▸ **What the task requires**: Return only the line that contains "Extract all readable text from this page." and each line after it, through the last line of the data below, copied exactly.

▸ **Listing**:
+ + + +

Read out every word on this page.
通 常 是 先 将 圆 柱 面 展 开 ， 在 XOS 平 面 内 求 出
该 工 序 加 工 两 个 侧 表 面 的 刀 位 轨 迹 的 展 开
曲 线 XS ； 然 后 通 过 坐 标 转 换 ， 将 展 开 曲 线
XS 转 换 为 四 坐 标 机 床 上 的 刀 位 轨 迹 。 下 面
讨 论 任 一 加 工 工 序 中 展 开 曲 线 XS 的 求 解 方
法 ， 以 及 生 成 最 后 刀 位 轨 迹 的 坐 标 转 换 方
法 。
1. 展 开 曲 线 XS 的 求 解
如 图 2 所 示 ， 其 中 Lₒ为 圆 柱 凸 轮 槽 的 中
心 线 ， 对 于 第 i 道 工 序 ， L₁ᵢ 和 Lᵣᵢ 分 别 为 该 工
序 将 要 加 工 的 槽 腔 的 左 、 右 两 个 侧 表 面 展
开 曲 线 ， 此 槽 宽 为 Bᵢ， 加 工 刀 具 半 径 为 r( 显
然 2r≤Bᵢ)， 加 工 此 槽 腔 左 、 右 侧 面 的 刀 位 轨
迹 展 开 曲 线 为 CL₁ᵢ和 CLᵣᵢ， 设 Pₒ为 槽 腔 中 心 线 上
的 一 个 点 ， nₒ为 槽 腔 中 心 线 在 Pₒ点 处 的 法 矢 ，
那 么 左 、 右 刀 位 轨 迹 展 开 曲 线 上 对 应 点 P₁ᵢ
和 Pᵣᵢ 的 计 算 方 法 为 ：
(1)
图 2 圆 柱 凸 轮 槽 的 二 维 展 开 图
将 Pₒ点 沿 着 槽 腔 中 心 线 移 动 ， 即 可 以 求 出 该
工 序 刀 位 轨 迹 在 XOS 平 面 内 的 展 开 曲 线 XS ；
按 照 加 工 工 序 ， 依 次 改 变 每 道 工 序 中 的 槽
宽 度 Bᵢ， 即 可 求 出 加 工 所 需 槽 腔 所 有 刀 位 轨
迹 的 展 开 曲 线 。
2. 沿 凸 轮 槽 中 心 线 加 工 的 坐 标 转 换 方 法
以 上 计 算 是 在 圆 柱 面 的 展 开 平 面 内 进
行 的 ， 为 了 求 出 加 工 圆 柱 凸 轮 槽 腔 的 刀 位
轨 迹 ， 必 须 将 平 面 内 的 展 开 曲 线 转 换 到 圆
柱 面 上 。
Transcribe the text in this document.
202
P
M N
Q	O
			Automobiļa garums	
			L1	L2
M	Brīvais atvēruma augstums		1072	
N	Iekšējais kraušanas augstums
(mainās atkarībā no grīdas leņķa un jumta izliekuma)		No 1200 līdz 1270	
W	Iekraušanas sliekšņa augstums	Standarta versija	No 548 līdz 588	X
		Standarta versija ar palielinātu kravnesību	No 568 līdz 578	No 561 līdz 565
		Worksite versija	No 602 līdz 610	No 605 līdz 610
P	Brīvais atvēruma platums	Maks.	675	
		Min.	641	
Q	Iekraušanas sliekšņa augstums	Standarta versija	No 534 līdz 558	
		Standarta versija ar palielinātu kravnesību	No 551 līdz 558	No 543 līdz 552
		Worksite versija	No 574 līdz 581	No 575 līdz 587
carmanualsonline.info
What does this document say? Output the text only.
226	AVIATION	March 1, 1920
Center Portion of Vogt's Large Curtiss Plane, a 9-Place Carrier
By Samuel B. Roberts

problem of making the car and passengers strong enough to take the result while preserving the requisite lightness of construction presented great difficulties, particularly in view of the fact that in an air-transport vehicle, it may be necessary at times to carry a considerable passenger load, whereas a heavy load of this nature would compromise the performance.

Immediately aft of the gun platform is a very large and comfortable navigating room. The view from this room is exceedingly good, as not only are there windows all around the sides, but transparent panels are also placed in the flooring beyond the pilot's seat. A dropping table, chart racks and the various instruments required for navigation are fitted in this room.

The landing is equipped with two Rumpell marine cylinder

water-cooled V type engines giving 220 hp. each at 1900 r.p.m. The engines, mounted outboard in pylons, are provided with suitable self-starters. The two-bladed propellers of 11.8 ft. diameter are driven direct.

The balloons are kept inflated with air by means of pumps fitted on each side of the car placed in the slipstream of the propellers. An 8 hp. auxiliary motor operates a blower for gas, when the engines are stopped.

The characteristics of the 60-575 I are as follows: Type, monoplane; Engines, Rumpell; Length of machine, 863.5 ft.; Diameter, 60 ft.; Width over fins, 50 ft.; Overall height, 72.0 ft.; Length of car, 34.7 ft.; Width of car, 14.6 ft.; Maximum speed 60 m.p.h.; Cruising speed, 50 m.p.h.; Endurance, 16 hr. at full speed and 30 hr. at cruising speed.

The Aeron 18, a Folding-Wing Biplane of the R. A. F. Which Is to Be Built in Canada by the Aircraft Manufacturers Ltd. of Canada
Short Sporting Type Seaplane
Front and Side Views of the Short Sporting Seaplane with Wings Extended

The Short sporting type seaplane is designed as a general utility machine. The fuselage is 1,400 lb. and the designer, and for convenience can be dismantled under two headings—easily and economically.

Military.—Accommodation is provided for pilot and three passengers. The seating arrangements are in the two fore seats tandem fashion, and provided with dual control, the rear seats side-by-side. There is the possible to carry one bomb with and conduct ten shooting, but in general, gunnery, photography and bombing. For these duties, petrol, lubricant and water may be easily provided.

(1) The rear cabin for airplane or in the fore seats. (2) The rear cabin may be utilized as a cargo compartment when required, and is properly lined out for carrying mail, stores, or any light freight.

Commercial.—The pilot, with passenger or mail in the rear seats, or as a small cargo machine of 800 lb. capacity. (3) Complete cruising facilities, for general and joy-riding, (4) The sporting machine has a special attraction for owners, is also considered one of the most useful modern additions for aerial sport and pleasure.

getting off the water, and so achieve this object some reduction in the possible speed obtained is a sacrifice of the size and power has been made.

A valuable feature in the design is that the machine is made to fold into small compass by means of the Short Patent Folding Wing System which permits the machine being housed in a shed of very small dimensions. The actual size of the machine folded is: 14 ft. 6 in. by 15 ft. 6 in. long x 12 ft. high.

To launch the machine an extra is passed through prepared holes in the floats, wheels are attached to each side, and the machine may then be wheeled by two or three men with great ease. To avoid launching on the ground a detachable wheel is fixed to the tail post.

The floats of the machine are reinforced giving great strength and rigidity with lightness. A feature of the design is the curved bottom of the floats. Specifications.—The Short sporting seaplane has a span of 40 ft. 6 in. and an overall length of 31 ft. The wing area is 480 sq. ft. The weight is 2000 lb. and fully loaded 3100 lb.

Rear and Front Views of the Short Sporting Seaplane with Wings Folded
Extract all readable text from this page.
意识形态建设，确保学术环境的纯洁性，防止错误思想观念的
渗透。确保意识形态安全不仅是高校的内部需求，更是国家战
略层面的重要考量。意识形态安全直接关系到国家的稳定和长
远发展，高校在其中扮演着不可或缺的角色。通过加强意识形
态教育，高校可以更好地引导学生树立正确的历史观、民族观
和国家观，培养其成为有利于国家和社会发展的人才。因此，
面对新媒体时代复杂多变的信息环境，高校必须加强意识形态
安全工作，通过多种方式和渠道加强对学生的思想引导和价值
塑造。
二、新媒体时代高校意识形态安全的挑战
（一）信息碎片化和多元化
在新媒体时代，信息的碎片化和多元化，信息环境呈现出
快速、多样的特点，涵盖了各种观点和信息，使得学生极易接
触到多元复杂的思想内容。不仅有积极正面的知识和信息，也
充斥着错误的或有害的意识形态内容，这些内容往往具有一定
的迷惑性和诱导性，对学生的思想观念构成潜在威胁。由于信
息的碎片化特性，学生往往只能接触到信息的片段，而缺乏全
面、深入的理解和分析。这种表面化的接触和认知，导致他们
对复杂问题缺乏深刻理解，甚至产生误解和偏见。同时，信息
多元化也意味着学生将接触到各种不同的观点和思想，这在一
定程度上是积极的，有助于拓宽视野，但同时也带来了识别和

+ + + +

▸ **Solution to this task**:
Extract all readable text from this page.
意识形态建设，确保学术环境的纯洁性，防止错误思想观念的
渗透。确保意识形态安全不仅是高校的内部需求，更是国家战
略层面的重要考量。意识形态安全直接关系到国家的稳定和长
远发展，高校在其中扮演着不可或缺的角色。通过加强意识形
态教育，高校可以更好地引导学生树立正确的历史观、民族观
和国家观，培养其成为有利于国家和社会发展的人才。因此，
面对新媒体时代复杂多变的信息环境，高校必须加强意识形态
安全工作，通过多种方式和渠道加强对学生的思想引导和价值
塑造。
二、新媒体时代高校意识形态安全的挑战
（一）信息碎片化和多元化
在新媒体时代，信息的碎片化和多元化，信息环境呈现出
快速、多样的特点，涵盖了各种观点和信息，使得学生极易接
触到多元复杂的思想内容。不仅有积极正面的知识和信息，也
充斥着错误的或有害的意识形态内容，这些内容往往具有一定
的迷惑性和诱导性，对学生的思想观念构成潜在威胁。由于信
息的碎片化特性，学生往往只能接触到信息的片段，而缺乏全
面、深入的理解和分析。这种表面化的接触和认知，导致他们
对复杂问题缺乏深刻理解，甚至产生误解和偏见。同时，信息
多元化也意味着学生将接触到各种不同的观点和思想，这在一
定程度上是积极的，有助于拓宽视野，但同时也带来了识别和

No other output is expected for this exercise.